"title" appears in how many lines of the entries? State only the number.

INPUT ROWS =>

-- begin --

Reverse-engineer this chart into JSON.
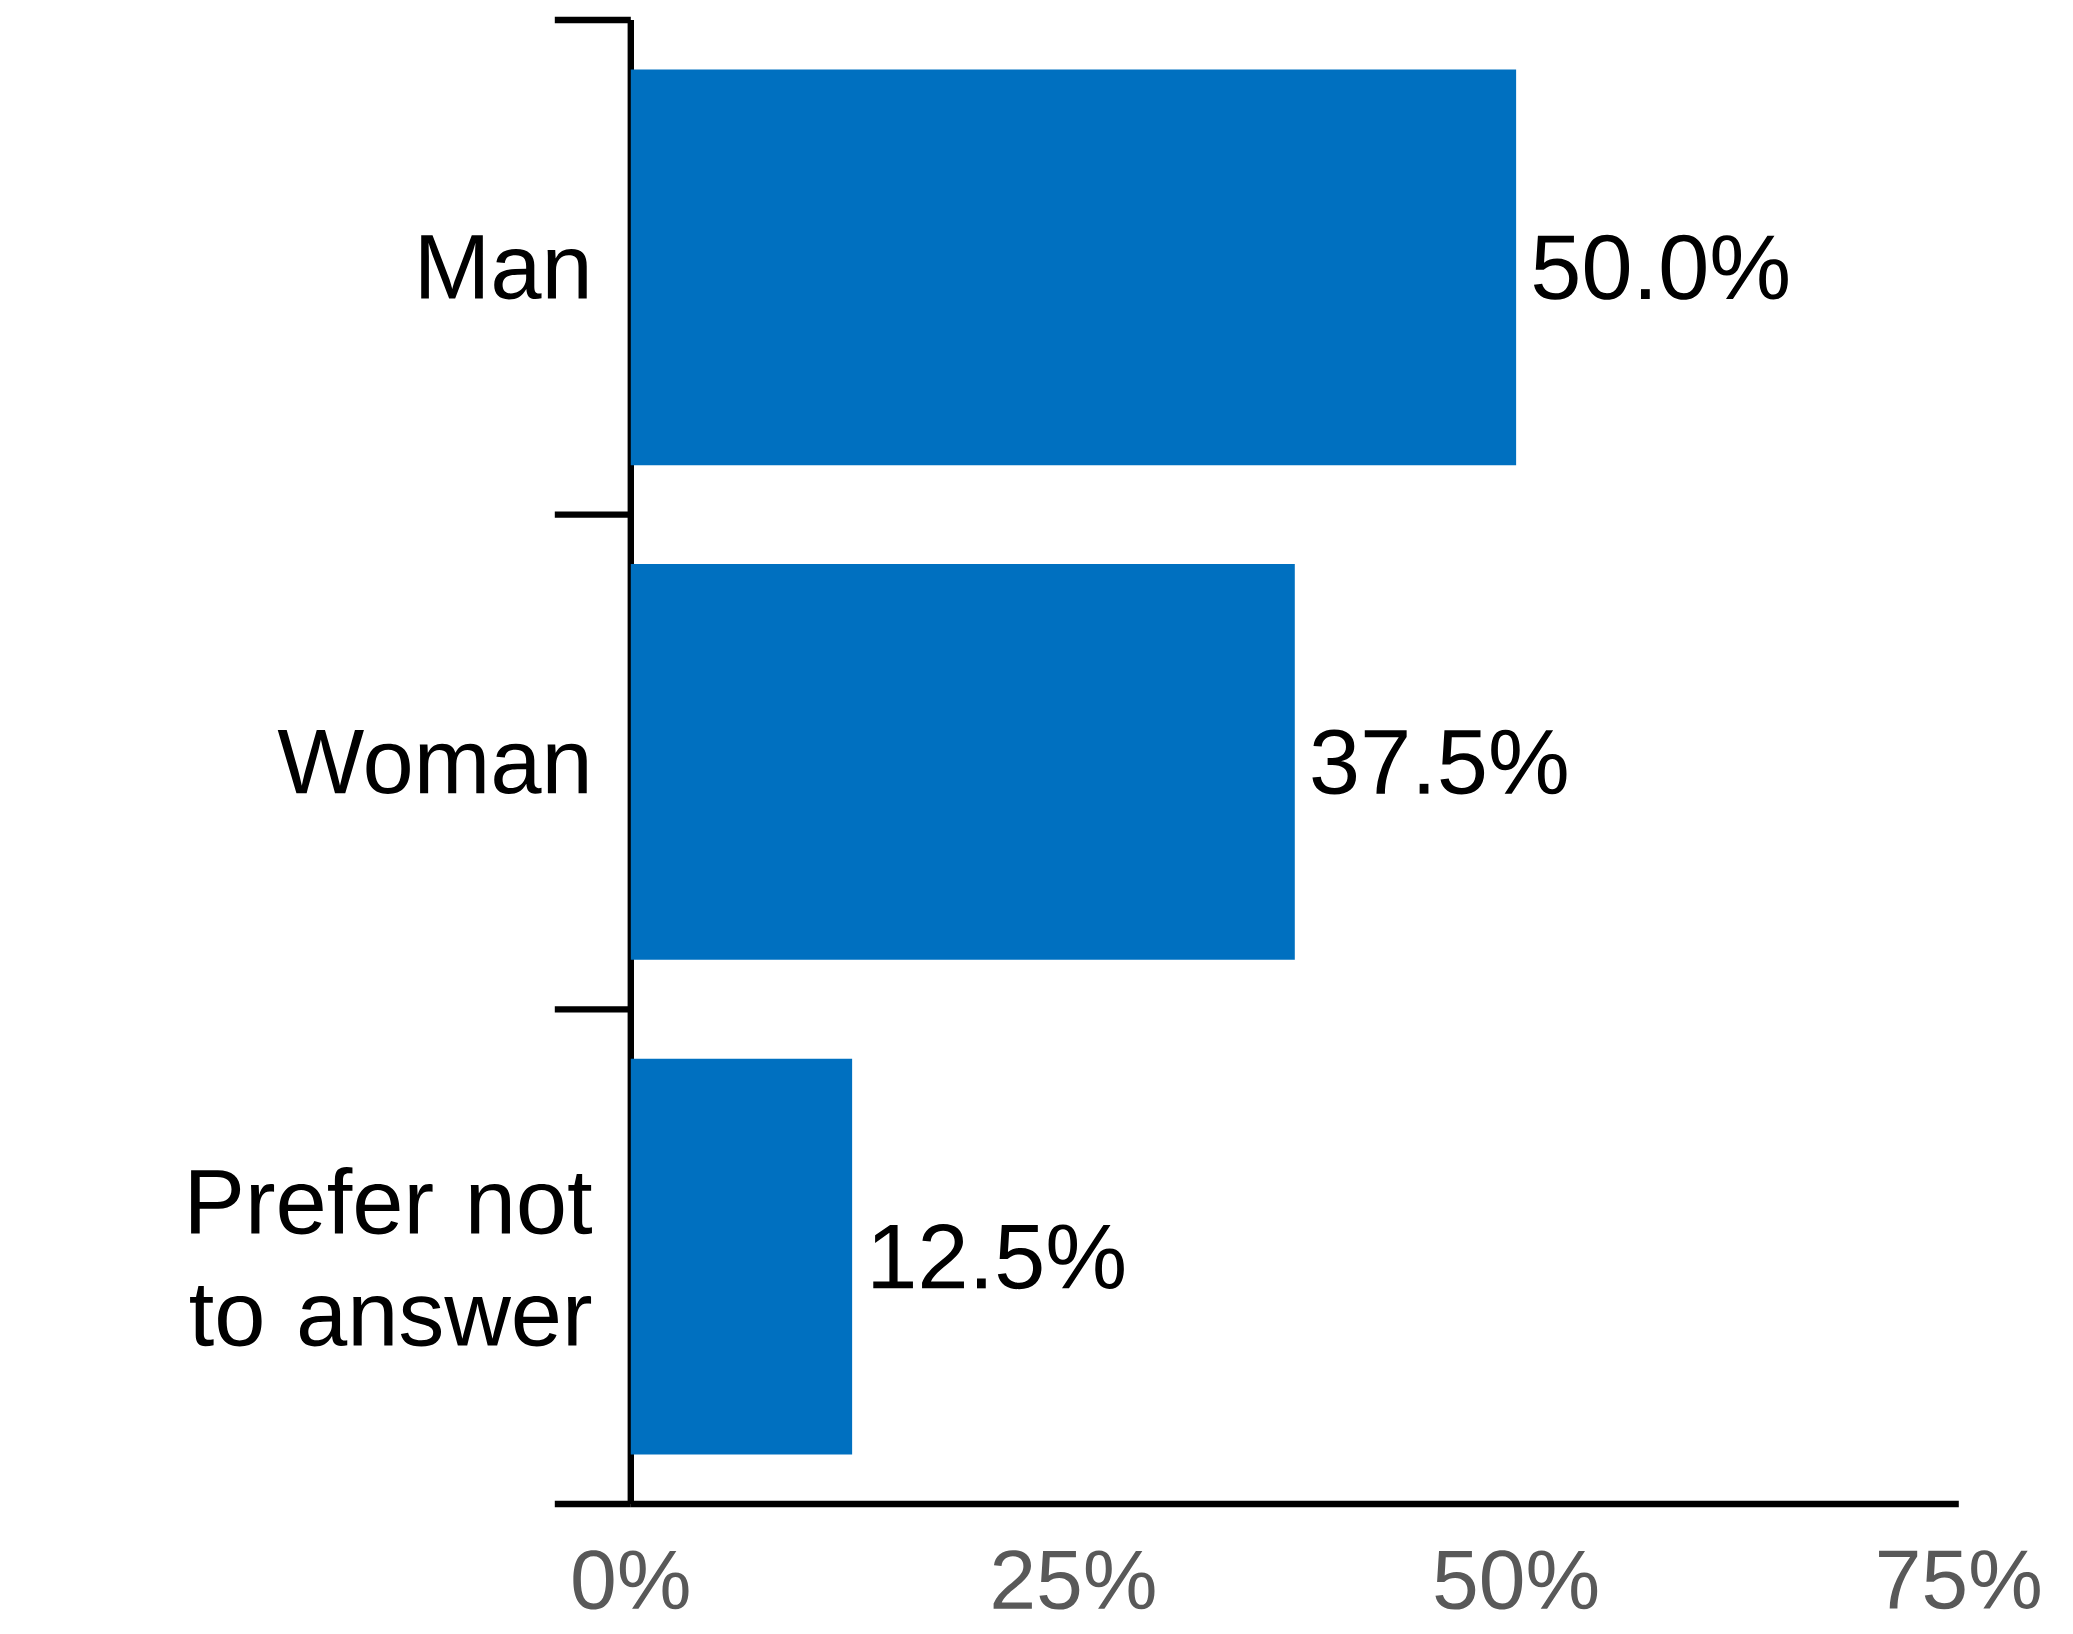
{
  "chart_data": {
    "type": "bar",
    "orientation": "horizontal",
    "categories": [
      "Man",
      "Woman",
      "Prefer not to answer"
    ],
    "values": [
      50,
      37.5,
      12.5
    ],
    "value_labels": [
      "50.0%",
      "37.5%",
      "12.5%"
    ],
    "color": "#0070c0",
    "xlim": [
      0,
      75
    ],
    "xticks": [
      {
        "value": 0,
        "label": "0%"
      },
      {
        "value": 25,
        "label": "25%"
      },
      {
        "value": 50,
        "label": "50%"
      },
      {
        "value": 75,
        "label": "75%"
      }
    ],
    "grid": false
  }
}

-- end --
-- begin --

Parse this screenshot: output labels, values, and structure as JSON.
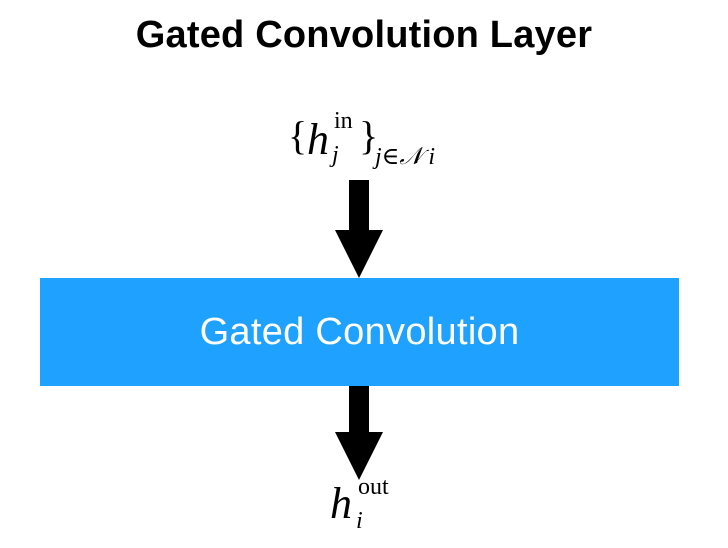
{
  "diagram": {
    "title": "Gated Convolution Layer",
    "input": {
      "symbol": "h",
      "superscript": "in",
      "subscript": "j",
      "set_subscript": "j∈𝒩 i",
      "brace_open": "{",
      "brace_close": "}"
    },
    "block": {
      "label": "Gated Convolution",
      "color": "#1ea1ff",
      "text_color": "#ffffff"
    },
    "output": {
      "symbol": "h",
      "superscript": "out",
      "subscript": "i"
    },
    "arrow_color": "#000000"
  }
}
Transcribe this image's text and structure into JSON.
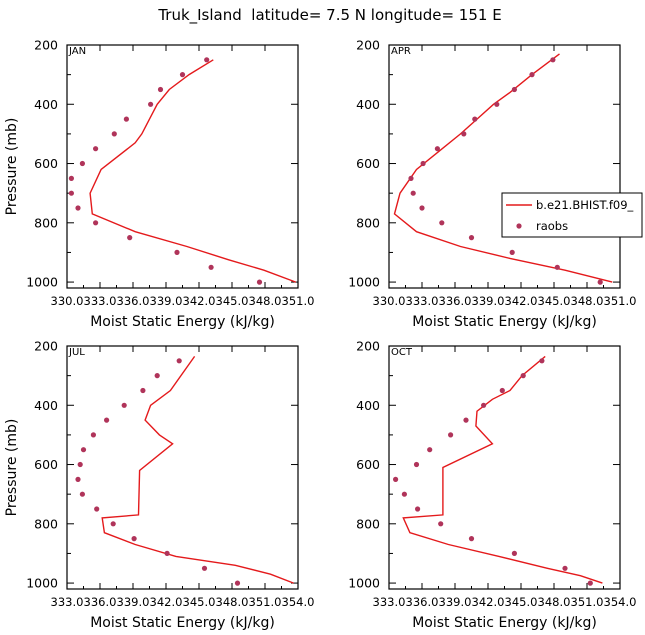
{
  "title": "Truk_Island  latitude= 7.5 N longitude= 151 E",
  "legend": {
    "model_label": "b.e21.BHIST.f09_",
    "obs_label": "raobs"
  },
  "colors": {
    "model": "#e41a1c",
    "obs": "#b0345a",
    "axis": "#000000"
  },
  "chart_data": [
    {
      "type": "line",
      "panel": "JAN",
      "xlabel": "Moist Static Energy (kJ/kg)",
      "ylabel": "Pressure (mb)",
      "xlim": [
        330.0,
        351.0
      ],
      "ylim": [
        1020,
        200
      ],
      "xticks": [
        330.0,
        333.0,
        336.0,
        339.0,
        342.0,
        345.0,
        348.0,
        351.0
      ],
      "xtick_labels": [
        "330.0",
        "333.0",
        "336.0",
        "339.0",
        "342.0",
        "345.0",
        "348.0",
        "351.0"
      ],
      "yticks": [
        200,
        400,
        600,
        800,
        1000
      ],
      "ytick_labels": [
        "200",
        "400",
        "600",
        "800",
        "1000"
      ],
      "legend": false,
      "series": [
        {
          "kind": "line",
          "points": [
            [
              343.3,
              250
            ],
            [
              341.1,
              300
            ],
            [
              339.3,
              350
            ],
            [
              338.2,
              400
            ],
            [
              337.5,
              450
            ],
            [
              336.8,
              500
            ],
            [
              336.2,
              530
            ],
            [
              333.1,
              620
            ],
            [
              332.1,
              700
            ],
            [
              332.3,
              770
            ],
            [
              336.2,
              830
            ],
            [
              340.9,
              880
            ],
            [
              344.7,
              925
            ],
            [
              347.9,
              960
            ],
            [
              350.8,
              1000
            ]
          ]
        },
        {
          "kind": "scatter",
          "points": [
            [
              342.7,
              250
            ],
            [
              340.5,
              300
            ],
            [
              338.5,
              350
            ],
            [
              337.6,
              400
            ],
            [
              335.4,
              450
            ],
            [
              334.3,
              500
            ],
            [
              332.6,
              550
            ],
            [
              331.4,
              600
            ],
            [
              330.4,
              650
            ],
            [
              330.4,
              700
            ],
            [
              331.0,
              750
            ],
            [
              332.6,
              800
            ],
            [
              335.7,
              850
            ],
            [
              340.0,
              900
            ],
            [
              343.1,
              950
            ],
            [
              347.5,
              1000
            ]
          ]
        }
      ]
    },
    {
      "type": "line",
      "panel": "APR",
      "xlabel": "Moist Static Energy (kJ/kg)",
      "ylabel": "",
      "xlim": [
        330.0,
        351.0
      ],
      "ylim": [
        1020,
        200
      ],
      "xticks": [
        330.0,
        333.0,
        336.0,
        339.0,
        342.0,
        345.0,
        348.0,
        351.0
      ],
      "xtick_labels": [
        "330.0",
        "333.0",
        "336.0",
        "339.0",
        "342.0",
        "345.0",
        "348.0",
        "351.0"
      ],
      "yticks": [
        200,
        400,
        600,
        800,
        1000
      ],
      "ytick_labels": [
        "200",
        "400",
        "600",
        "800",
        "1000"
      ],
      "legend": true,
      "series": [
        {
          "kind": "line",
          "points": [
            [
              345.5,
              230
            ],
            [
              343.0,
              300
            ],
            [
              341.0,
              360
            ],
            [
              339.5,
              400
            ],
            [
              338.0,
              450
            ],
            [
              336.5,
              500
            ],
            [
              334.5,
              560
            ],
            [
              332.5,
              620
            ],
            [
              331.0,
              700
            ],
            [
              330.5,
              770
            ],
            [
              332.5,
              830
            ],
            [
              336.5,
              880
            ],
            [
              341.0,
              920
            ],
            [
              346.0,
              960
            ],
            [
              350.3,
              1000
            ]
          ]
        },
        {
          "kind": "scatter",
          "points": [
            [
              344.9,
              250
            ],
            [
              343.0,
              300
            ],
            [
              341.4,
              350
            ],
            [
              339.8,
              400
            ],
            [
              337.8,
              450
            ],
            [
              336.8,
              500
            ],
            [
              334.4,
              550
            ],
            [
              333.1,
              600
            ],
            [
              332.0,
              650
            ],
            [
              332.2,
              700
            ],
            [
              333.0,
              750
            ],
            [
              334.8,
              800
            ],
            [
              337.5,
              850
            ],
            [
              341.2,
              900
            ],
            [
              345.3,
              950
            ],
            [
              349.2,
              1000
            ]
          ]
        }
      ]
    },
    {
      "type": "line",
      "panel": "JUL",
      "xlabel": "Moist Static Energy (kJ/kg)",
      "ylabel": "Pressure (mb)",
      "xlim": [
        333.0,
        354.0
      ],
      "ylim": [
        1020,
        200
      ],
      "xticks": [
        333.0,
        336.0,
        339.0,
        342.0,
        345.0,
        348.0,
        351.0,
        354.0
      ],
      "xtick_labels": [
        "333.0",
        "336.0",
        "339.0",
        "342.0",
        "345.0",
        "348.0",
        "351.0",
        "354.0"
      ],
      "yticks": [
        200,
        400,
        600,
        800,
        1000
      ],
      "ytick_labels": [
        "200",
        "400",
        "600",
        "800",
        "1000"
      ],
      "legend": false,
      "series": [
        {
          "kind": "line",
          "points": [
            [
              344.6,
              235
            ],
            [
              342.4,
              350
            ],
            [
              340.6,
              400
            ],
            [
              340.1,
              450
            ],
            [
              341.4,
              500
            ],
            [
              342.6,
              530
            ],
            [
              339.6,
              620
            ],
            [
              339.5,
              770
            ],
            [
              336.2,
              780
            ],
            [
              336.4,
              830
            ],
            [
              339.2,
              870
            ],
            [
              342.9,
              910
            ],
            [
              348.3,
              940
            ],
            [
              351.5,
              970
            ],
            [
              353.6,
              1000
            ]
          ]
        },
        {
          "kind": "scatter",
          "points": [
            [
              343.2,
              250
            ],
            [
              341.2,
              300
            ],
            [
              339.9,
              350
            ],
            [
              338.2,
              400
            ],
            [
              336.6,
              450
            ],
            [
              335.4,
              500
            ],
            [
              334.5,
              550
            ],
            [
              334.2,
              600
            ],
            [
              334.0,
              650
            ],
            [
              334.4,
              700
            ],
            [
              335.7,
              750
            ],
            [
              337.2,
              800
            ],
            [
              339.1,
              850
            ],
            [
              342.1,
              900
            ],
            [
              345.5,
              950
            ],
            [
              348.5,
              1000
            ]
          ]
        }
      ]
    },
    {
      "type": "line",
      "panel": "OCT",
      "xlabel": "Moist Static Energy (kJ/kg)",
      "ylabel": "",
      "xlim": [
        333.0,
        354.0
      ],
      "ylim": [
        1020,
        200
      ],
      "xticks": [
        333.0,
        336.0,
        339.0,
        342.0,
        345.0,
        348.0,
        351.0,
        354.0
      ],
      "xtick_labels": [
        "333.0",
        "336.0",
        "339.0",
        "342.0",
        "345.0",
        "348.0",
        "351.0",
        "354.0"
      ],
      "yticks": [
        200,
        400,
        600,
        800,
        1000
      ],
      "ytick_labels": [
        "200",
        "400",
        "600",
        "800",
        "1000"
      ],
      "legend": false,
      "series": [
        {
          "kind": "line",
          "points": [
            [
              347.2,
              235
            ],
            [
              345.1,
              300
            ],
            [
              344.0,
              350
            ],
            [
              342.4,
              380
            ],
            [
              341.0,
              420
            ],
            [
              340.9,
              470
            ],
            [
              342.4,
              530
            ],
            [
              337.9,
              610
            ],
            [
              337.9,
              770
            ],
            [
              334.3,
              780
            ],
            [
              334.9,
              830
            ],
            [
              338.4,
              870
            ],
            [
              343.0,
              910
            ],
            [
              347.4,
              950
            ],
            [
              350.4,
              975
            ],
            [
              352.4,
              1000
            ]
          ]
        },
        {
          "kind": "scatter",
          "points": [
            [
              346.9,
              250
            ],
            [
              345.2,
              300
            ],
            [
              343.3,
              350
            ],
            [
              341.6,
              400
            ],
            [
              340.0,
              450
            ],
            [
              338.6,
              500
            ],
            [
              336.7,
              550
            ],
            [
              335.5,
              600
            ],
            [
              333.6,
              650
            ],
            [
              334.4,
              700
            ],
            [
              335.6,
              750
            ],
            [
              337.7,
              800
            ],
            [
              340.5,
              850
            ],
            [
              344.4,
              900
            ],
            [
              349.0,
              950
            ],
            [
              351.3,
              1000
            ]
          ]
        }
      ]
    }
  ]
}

-- end --
-- begin --

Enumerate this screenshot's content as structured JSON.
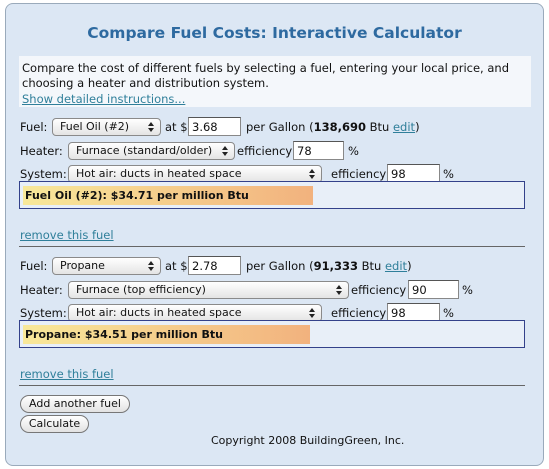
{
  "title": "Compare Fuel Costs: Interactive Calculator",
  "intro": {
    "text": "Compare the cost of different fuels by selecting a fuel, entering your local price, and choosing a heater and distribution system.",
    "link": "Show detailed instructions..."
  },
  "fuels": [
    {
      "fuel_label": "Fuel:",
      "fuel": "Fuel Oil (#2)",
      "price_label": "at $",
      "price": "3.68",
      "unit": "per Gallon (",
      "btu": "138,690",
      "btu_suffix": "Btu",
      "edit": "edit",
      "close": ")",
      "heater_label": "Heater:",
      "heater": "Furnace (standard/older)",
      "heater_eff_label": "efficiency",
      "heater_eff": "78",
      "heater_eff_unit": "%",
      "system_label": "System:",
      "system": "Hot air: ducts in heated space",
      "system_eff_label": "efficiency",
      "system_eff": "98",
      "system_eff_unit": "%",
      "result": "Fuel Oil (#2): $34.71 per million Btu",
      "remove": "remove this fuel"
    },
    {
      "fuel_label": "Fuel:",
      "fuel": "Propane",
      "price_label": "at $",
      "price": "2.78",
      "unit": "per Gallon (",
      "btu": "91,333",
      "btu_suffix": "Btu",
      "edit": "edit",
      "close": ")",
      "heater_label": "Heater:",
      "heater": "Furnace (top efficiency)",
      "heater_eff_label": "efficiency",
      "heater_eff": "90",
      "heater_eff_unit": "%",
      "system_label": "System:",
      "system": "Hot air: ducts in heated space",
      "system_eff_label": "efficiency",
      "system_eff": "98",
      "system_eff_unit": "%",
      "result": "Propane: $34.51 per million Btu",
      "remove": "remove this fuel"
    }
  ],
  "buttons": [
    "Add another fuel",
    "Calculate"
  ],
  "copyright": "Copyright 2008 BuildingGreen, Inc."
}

-- end --

SOLUTION =>
3